[start MATERIAL SUPPLIED]
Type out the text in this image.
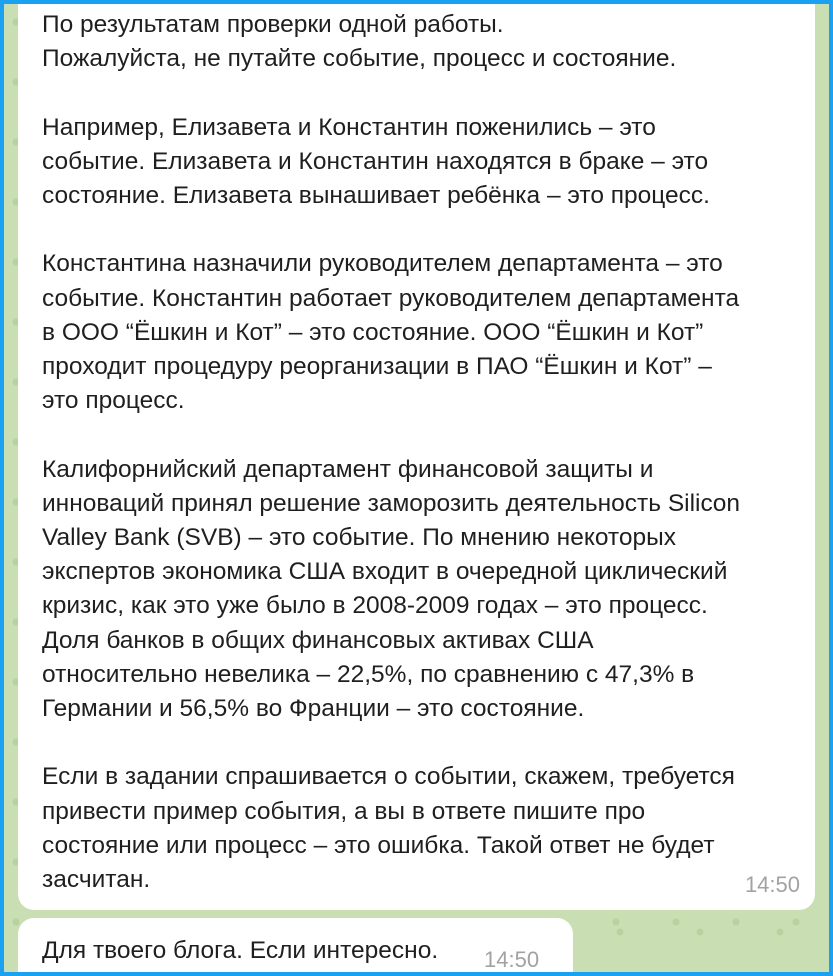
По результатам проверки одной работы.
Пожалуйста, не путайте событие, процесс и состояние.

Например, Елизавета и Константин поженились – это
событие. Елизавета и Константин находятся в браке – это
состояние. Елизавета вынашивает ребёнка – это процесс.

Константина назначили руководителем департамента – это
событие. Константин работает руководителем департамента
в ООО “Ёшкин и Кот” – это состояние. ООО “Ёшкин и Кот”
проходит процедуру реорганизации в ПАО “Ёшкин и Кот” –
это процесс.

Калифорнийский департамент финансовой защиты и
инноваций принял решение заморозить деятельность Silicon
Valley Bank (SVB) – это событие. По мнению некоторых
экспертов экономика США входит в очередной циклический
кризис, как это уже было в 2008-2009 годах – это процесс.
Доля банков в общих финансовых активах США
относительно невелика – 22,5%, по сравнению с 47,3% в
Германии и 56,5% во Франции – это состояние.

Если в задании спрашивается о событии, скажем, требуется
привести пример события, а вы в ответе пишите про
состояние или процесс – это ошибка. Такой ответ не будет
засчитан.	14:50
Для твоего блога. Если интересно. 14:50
[end MATERIAL SUPPLIED]
## TASK INSTRUCTIONS:
Would you return the data exactly as written, without the pictures?

## ANSWER:
Type out the text in this image.
По результатам проверки одной работы.
Пожалуйста, не путайте событие, процесс и состояние.

Например, Елизавета и Константин поженились – это
событие. Елизавета и Константин находятся в браке – это
состояние. Елизавета вынашивает ребёнка – это процесс.

Константина назначили руководителем департамента – это
событие. Константин работает руководителем департамента
в ООО “Ёшкин и Кот” – это состояние. ООО “Ёшкин и Кот”
проходит процедуру реорганизации в ПАО “Ёшкин и Кот” –
это процесс.

Калифорнийский департамент финансовой защиты и
инноваций принял решение заморозить деятельность Silicon
Valley Bank (SVB) – это событие. По мнению некоторых
экспертов экономика США входит в очередной циклический
кризис, как это уже было в 2008-2009 годах – это процесс.
Доля банков в общих финансовых активах США
относительно невелика – 22,5%, по сравнению с 47,3% в
Германии и 56,5% во Франции – это состояние.

Если в задании спрашивается о событии, скажем, требуется
привести пример события, а вы в ответе пишите про
состояние или процесс – это ошибка. Такой ответ не будет
засчитан.	14:50
Для твоего блога. Если интересно. 14:50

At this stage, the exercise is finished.